## [Data shown]
☆ ☆ ☆ ☆ ☆
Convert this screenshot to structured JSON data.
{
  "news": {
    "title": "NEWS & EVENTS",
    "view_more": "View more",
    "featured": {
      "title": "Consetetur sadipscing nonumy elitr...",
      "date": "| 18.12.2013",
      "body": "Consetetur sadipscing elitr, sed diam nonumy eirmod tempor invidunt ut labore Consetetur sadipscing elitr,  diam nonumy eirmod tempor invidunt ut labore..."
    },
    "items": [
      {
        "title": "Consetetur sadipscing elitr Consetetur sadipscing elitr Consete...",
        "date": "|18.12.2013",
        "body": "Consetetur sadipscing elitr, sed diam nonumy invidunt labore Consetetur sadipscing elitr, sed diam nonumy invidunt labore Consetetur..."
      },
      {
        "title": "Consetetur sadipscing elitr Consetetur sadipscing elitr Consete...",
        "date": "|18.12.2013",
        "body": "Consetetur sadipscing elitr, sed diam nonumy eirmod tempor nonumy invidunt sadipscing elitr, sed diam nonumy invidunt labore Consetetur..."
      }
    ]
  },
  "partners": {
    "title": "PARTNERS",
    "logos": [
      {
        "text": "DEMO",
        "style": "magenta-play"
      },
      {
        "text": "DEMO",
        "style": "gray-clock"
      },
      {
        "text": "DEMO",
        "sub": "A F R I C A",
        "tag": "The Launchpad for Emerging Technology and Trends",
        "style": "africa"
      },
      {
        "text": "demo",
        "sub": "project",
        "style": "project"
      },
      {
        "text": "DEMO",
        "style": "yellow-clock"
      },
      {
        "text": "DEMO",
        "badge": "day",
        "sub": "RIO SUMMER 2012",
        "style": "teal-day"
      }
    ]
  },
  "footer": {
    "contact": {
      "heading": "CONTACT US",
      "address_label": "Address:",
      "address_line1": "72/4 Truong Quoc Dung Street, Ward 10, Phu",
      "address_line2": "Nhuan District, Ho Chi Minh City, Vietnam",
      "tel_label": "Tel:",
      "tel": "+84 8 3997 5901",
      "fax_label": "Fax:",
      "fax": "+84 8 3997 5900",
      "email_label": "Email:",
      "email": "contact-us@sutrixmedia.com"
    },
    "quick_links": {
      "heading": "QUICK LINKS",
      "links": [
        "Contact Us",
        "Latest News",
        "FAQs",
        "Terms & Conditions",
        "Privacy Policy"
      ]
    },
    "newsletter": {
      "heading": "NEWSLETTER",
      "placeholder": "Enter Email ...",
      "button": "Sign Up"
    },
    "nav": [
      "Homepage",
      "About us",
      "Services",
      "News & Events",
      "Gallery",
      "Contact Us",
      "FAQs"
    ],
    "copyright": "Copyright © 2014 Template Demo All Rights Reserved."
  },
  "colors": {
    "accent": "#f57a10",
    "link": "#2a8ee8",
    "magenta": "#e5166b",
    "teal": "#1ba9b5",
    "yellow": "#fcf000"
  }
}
☆ ☆ ☆ ☆ ☆
## [Problem to solve]
Every record above should be output exactly.

## [Answer to this task]
Convert this screenshot to structured JSON data.
{
  "news": {
    "title": "NEWS & EVENTS",
    "view_more": "View more",
    "featured": {
      "title": "Consetetur sadipscing nonumy elitr...",
      "date": "| 18.12.2013",
      "body": "Consetetur sadipscing elitr, sed diam nonumy eirmod tempor invidunt ut labore Consetetur sadipscing elitr,  diam nonumy eirmod tempor invidunt ut labore..."
    },
    "items": [
      {
        "title": "Consetetur sadipscing elitr Consetetur sadipscing elitr Consete...",
        "date": "|18.12.2013",
        "body": "Consetetur sadipscing elitr, sed diam nonumy invidunt labore Consetetur sadipscing elitr, sed diam nonumy invidunt labore Consetetur..."
      },
      {
        "title": "Consetetur sadipscing elitr Consetetur sadipscing elitr Consete...",
        "date": "|18.12.2013",
        "body": "Consetetur sadipscing elitr, sed diam nonumy eirmod tempor nonumy invidunt sadipscing elitr, sed diam nonumy invidunt labore Consetetur..."
      }
    ]
  },
  "partners": {
    "title": "PARTNERS",
    "logos": [
      {
        "text": "DEMO",
        "style": "magenta-play"
      },
      {
        "text": "DEMO",
        "style": "gray-clock"
      },
      {
        "text": "DEMO",
        "sub": "A F R I C A",
        "tag": "The Launchpad for Emerging Technology and Trends",
        "style": "africa"
      },
      {
        "text": "demo",
        "sub": "project",
        "style": "project"
      },
      {
        "text": "DEMO",
        "style": "yellow-clock"
      },
      {
        "text": "DEMO",
        "badge": "day",
        "sub": "RIO SUMMER 2012",
        "style": "teal-day"
      }
    ]
  },
  "footer": {
    "contact": {
      "heading": "CONTACT US",
      "address_label": "Address:",
      "address_line1": "72/4 Truong Quoc Dung Street, Ward 10, Phu",
      "address_line2": "Nhuan District, Ho Chi Minh City, Vietnam",
      "tel_label": "Tel:",
      "tel": "+84 8 3997 5901",
      "fax_label": "Fax:",
      "fax": "+84 8 3997 5900",
      "email_label": "Email:",
      "email": "contact-us@sutrixmedia.com"
    },
    "quick_links": {
      "heading": "QUICK LINKS",
      "links": [
        "Contact Us",
        "Latest News",
        "FAQs",
        "Terms & Conditions",
        "Privacy Policy"
      ]
    },
    "newsletter": {
      "heading": "NEWSLETTER",
      "placeholder": "Enter Email ...",
      "button": "Sign Up"
    },
    "nav": [
      "Homepage",
      "About us",
      "Services",
      "News & Events",
      "Gallery",
      "Contact Us",
      "FAQs"
    ],
    "copyright": "Copyright © 2014 Template Demo All Rights Reserved."
  },
  "colors": {
    "accent": "#f57a10",
    "link": "#2a8ee8",
    "magenta": "#e5166b",
    "teal": "#1ba9b5",
    "yellow": "#fcf000"
  }
}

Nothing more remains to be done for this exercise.